Below are the entries; state how many of their lines contain the string "الوصلات", and nothing more.

--

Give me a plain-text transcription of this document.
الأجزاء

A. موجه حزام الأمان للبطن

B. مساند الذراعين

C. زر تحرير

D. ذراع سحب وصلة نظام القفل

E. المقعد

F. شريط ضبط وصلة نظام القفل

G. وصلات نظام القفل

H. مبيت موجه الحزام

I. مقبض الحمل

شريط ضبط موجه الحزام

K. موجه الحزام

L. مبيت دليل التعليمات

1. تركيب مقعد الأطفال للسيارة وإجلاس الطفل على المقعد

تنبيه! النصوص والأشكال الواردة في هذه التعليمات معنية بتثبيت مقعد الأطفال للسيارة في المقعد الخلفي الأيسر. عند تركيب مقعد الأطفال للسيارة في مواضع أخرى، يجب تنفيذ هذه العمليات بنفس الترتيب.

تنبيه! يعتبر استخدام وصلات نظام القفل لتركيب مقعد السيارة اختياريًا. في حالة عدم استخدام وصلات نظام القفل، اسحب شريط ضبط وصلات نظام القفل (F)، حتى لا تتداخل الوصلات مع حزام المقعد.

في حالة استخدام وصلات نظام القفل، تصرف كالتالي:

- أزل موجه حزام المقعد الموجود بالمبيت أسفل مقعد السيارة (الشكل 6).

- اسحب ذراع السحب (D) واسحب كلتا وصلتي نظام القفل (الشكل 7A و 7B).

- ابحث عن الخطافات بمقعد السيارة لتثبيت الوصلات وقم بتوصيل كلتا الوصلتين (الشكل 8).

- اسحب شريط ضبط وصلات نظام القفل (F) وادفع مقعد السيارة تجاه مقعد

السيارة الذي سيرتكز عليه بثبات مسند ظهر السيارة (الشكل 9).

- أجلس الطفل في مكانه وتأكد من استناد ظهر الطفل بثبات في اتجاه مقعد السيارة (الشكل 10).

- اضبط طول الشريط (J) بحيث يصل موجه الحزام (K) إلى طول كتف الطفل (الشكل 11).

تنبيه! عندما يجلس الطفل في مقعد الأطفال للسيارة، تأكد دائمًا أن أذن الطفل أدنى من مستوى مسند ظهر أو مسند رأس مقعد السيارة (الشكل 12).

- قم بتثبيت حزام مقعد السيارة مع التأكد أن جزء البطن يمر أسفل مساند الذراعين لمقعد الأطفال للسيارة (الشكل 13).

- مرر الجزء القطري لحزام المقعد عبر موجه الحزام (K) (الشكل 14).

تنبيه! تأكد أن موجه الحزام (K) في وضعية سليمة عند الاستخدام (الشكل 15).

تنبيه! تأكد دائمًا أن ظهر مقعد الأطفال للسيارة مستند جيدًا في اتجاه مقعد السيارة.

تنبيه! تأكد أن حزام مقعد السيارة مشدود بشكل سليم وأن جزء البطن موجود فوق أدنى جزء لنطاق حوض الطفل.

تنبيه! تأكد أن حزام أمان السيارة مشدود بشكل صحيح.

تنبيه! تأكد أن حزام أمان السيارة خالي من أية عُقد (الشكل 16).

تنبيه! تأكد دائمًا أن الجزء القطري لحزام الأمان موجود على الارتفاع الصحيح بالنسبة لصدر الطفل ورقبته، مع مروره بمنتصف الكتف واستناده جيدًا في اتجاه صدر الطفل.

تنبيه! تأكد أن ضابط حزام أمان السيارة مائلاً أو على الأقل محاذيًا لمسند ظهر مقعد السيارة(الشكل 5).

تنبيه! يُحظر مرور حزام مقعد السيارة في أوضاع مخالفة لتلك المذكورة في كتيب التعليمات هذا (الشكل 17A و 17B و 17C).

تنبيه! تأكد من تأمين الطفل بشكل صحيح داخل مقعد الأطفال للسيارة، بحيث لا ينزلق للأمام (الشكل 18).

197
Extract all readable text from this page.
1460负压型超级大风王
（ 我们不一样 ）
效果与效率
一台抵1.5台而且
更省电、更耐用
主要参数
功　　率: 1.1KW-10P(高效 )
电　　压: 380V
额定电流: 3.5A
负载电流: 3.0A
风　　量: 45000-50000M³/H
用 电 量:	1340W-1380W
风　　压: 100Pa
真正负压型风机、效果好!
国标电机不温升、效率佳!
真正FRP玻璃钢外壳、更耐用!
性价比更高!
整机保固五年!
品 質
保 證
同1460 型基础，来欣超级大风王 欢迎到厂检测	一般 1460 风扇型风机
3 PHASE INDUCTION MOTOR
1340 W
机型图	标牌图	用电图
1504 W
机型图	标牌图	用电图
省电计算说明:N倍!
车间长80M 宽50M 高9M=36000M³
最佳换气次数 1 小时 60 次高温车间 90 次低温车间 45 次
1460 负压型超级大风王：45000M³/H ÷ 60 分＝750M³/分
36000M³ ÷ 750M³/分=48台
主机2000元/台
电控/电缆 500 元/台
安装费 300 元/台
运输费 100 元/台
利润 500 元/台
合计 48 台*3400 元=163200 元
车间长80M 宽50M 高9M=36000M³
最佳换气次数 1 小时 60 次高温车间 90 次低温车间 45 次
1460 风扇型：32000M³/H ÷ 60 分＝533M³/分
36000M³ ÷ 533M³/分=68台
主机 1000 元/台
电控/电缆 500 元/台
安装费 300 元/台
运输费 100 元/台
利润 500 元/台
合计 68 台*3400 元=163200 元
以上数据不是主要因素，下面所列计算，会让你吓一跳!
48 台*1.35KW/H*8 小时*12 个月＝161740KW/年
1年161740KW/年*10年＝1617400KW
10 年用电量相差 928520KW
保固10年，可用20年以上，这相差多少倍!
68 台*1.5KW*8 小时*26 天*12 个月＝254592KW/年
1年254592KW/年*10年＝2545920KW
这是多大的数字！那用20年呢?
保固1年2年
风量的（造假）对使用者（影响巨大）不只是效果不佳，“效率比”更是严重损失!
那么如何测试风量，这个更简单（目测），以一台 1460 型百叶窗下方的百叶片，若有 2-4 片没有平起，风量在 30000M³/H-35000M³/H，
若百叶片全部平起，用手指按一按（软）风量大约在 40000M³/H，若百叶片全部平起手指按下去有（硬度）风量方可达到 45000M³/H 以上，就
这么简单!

--

Task answer → 2